Exercise goal
Collect every line that includes the string "like".

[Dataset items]
:::
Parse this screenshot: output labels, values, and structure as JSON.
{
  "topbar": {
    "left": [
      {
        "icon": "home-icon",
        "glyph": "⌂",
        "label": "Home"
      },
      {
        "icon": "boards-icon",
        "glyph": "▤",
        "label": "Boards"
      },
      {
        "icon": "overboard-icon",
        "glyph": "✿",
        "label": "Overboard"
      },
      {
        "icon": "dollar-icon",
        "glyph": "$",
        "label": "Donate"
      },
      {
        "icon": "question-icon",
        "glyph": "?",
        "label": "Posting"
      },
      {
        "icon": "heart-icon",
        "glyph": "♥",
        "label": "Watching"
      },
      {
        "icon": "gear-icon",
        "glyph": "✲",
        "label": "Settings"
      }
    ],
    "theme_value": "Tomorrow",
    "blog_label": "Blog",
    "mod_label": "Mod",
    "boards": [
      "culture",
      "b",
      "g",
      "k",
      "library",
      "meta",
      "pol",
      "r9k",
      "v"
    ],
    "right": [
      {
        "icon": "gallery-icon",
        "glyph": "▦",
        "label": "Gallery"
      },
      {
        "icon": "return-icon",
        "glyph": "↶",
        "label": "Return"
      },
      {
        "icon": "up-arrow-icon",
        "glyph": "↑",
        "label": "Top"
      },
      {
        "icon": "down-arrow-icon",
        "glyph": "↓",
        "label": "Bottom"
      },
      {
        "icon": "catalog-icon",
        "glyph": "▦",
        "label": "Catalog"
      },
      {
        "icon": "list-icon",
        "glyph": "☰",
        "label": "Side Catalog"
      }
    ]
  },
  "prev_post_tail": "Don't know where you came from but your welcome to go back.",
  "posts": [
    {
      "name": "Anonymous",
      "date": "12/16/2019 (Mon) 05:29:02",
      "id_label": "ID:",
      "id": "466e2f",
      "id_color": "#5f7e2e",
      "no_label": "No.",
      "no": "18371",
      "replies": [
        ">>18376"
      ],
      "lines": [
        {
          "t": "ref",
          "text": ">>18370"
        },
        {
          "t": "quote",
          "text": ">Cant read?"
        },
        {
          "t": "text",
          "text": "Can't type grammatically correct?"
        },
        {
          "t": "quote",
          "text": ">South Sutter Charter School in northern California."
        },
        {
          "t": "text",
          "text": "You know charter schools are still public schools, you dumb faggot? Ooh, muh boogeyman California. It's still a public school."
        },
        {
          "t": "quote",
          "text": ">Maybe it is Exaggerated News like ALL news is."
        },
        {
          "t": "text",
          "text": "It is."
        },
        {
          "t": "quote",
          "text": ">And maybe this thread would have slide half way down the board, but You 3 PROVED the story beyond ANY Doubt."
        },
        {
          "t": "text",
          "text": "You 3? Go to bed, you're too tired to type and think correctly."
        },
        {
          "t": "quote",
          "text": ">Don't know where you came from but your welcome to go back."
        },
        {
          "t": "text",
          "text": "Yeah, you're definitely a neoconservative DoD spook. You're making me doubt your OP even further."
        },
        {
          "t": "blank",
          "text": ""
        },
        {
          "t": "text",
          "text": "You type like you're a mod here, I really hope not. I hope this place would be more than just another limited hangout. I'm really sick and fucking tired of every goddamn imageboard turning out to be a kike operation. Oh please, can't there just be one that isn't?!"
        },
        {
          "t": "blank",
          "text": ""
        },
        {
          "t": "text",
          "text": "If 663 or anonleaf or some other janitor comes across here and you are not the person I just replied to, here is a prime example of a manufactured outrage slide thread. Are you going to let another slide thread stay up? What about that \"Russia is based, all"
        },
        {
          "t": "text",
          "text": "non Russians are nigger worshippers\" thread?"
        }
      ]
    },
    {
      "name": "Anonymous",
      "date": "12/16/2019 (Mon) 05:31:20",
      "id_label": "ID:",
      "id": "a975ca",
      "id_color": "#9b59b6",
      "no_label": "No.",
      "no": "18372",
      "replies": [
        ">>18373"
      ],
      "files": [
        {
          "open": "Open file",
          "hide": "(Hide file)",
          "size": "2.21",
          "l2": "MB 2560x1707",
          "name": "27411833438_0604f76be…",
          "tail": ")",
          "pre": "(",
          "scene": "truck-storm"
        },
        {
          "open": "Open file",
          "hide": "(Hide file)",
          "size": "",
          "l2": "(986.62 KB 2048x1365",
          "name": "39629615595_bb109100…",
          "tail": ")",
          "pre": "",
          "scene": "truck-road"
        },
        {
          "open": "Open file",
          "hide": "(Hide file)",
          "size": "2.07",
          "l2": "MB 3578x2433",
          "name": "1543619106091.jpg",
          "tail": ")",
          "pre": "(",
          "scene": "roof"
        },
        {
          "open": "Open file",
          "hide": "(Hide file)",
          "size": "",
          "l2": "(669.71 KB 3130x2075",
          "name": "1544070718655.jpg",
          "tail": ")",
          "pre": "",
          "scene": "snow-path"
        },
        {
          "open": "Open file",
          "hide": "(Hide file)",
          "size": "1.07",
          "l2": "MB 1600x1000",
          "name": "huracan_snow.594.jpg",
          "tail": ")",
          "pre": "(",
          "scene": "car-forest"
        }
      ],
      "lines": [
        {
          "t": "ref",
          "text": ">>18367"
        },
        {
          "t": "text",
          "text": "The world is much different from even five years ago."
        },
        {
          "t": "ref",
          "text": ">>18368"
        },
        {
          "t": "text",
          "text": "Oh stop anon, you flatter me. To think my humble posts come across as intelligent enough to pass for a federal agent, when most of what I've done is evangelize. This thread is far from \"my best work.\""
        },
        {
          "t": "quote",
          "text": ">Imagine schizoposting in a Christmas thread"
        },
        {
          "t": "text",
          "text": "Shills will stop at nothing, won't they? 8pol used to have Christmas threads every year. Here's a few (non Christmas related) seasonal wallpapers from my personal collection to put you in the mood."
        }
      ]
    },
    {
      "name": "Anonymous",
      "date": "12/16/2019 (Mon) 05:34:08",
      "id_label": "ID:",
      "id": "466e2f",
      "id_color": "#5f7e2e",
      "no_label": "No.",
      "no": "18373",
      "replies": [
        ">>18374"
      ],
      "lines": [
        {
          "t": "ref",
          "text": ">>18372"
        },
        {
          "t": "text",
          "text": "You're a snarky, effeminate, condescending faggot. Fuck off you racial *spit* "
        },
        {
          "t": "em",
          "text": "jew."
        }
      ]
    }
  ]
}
:::
Completed exercise
          "text": ">Maybe it is Exaggerated News like ALL news is."
          "text": "You type like you're a mod here, I really hope not. I hope this place would be more than just another limited hangout. I'm really sick and fucking tired of every goddamn imageboard turning out to be a kike operation. Oh please, can't there just be one that isn't?!"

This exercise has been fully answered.